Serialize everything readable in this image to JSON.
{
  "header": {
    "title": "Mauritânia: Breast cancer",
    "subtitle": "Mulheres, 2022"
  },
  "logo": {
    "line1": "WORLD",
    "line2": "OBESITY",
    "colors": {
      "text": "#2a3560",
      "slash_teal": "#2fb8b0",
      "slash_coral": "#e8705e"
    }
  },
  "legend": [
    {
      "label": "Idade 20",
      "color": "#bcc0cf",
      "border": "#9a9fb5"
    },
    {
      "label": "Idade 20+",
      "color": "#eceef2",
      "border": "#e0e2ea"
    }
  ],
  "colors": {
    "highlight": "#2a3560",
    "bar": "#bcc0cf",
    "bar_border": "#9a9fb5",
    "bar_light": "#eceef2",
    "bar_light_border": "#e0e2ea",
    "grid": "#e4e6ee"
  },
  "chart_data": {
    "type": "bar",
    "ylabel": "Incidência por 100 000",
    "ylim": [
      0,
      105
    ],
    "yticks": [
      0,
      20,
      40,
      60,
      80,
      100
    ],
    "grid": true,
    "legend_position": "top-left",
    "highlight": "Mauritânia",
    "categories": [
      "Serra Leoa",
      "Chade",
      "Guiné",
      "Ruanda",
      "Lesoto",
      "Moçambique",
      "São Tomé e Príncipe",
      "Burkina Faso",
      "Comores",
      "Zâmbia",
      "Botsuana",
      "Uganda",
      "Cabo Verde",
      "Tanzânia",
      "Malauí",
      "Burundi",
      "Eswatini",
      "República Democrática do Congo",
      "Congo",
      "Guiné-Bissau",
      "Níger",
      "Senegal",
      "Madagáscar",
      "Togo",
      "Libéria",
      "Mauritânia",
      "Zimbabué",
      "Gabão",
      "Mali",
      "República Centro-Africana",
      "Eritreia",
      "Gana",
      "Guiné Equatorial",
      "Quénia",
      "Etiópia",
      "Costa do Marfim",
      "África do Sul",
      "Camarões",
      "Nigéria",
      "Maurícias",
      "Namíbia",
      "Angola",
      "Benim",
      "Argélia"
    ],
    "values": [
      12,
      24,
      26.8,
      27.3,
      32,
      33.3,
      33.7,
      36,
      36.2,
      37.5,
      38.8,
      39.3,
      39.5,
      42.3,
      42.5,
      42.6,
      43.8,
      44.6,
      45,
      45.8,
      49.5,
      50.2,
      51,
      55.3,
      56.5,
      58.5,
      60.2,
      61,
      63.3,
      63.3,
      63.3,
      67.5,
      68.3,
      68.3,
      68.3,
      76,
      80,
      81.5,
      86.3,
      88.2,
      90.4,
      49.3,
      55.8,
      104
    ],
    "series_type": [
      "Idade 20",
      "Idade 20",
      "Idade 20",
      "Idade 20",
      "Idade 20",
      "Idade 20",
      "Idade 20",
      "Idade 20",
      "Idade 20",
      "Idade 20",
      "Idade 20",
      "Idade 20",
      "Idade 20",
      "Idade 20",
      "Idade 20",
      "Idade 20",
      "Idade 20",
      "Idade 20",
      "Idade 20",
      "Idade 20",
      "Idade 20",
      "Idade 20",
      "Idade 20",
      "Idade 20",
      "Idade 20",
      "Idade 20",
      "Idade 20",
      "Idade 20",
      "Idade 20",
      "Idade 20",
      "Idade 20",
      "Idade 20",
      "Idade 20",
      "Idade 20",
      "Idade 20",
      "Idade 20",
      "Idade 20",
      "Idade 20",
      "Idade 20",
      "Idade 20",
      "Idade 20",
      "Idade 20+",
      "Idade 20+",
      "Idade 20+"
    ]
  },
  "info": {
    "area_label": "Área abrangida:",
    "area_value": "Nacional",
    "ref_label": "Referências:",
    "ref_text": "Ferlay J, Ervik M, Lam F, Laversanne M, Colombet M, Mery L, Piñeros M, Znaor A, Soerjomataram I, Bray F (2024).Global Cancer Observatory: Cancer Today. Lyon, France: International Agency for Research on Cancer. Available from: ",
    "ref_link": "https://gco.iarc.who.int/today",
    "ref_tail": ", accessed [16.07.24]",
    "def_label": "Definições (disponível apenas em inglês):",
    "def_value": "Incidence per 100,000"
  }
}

+ + + +

● **EXERCISE BRIEF**: Please output the entries above, every line exactly as it reads.

● **RESULT OF THIS TASK**:
Serialize everything readable in this image to JSON.
{
  "header": {
    "title": "Mauritânia: Breast cancer",
    "subtitle": "Mulheres, 2022"
  },
  "logo": {
    "line1": "WORLD",
    "line2": "OBESITY",
    "colors": {
      "text": "#2a3560",
      "slash_teal": "#2fb8b0",
      "slash_coral": "#e8705e"
    }
  },
  "legend": [
    {
      "label": "Idade 20",
      "color": "#bcc0cf",
      "border": "#9a9fb5"
    },
    {
      "label": "Idade 20+",
      "color": "#eceef2",
      "border": "#e0e2ea"
    }
  ],
  "colors": {
    "highlight": "#2a3560",
    "bar": "#bcc0cf",
    "bar_border": "#9a9fb5",
    "bar_light": "#eceef2",
    "bar_light_border": "#e0e2ea",
    "grid": "#e4e6ee"
  },
  "chart_data": {
    "type": "bar",
    "ylabel": "Incidência por 100 000",
    "ylim": [
      0,
      105
    ],
    "yticks": [
      0,
      20,
      40,
      60,
      80,
      100
    ],
    "grid": true,
    "legend_position": "top-left",
    "highlight": "Mauritânia",
    "categories": [
      "Serra Leoa",
      "Chade",
      "Guiné",
      "Ruanda",
      "Lesoto",
      "Moçambique",
      "São Tomé e Príncipe",
      "Burkina Faso",
      "Comores",
      "Zâmbia",
      "Botsuana",
      "Uganda",
      "Cabo Verde",
      "Tanzânia",
      "Malauí",
      "Burundi",
      "Eswatini",
      "República Democrática do Congo",
      "Congo",
      "Guiné-Bissau",
      "Níger",
      "Senegal",
      "Madagáscar",
      "Togo",
      "Libéria",
      "Mauritânia",
      "Zimbabué",
      "Gabão",
      "Mali",
      "República Centro-Africana",
      "Eritreia",
      "Gana",
      "Guiné Equatorial",
      "Quénia",
      "Etiópia",
      "Costa do Marfim",
      "África do Sul",
      "Camarões",
      "Nigéria",
      "Maurícias",
      "Namíbia",
      "Angola",
      "Benim",
      "Argélia"
    ],
    "values": [
      12,
      24,
      26.8,
      27.3,
      32,
      33.3,
      33.7,
      36,
      36.2,
      37.5,
      38.8,
      39.3,
      39.5,
      42.3,
      42.5,
      42.6,
      43.8,
      44.6,
      45,
      45.8,
      49.5,
      50.2,
      51,
      55.3,
      56.5,
      58.5,
      60.2,
      61,
      63.3,
      63.3,
      63.3,
      67.5,
      68.3,
      68.3,
      68.3,
      76,
      80,
      81.5,
      86.3,
      88.2,
      90.4,
      49.3,
      55.8,
      104
    ],
    "series_type": [
      "Idade 20",
      "Idade 20",
      "Idade 20",
      "Idade 20",
      "Idade 20",
      "Idade 20",
      "Idade 20",
      "Idade 20",
      "Idade 20",
      "Idade 20",
      "Idade 20",
      "Idade 20",
      "Idade 20",
      "Idade 20",
      "Idade 20",
      "Idade 20",
      "Idade 20",
      "Idade 20",
      "Idade 20",
      "Idade 20",
      "Idade 20",
      "Idade 20",
      "Idade 20",
      "Idade 20",
      "Idade 20",
      "Idade 20",
      "Idade 20",
      "Idade 20",
      "Idade 20",
      "Idade 20",
      "Idade 20",
      "Idade 20",
      "Idade 20",
      "Idade 20",
      "Idade 20",
      "Idade 20",
      "Idade 20",
      "Idade 20",
      "Idade 20",
      "Idade 20",
      "Idade 20",
      "Idade 20+",
      "Idade 20+",
      "Idade 20+"
    ]
  },
  "info": {
    "area_label": "Área abrangida:",
    "area_value": "Nacional",
    "ref_label": "Referências:",
    "ref_text": "Ferlay J, Ervik M, Lam F, Laversanne M, Colombet M, Mery L, Piñeros M, Znaor A, Soerjomataram I, Bray F (2024).Global Cancer Observatory: Cancer Today. Lyon, France: International Agency for Research on Cancer. Available from: ",
    "ref_link": "https://gco.iarc.who.int/today",
    "ref_tail": ", accessed [16.07.24]",
    "def_label": "Definições (disponível apenas em inglês):",
    "def_value": "Incidence per 100,000"
  }
}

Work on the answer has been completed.